Directive 1:
Translate the first sentence of the excerpt below, which begins "Initially the defendant asserts", into Spanish.
Directive 2:
Decide whether each statement agrees with the excerpt below. Answer yes or no for each, and quote the words from the excerpt that decide it.
(a) The governing body's resolution rejecting the variance request dates from 1955.
(b) The plaintiffs appealed the resolution within 30 days.
(c) The Home Builders case was decided in 1961.
Directive 3:
According to the excerpt below, within how many days did the former version of R.R. 4:88-15(b)(3) require an appeal from the resolution?

Excerpt:
Initially the defendant asserts that R.R. 4:88-15(b)(3) and the case of Home Builders Ass'n of Northern N.J. v. Paramus Boro., 7 N.J. 335 (1951), operate to bar the instant in lieu proceeding. The argument is that since plaintiffs failed to appeal from the resolution of the governing body of 1955 rejecting plaintiffs' request for a variance within 30 days, as required by the former version of R.R. 4:88-15(b)(3) applicable to those proceedings, they may not revive the lost right by their present course of action.

Data provided:
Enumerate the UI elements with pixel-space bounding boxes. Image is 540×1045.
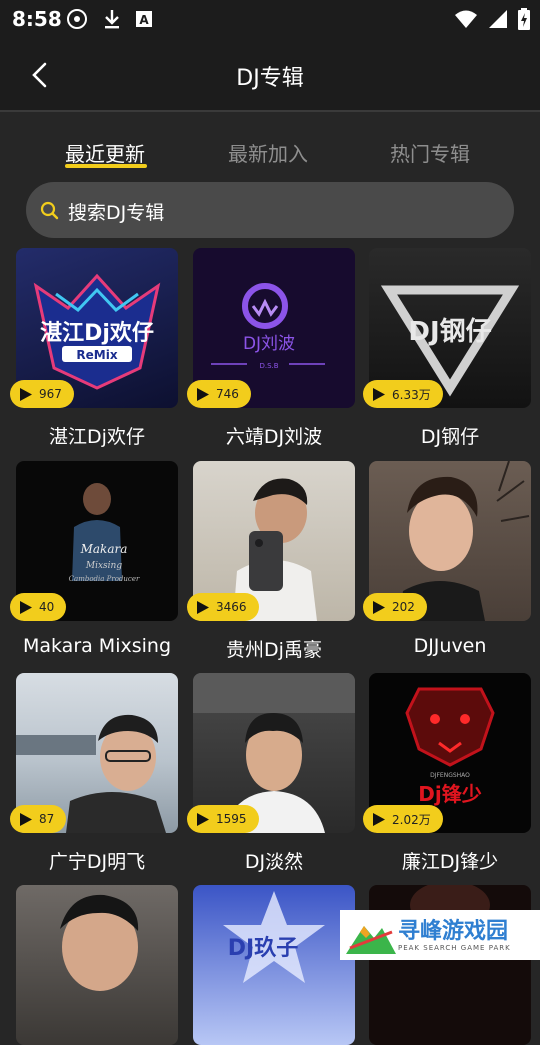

Full solution 1:
En primer lugar, el demandado sostiene que la R.R. 4:88-15(b)(3) y el caso Home Builders Ass'n of Northern N.J. v. Paramus Boro., 7 N.J. 335 (1951), impiden el presente procedimiento sustitutivo (in lieu).

Full solution 2:
(a) Yes: "the resolution of the governing body of 1955 rejecting plaintiffs' request for a variance"
(b) No: "plaintiffs failed to appeal from the resolution of the governing body of 1955 rejecting plaintiffs' request for a variance within 30 days"
(c) No: "7 N.J. 335 (1951)"

Full solution 3:
Within 30 days.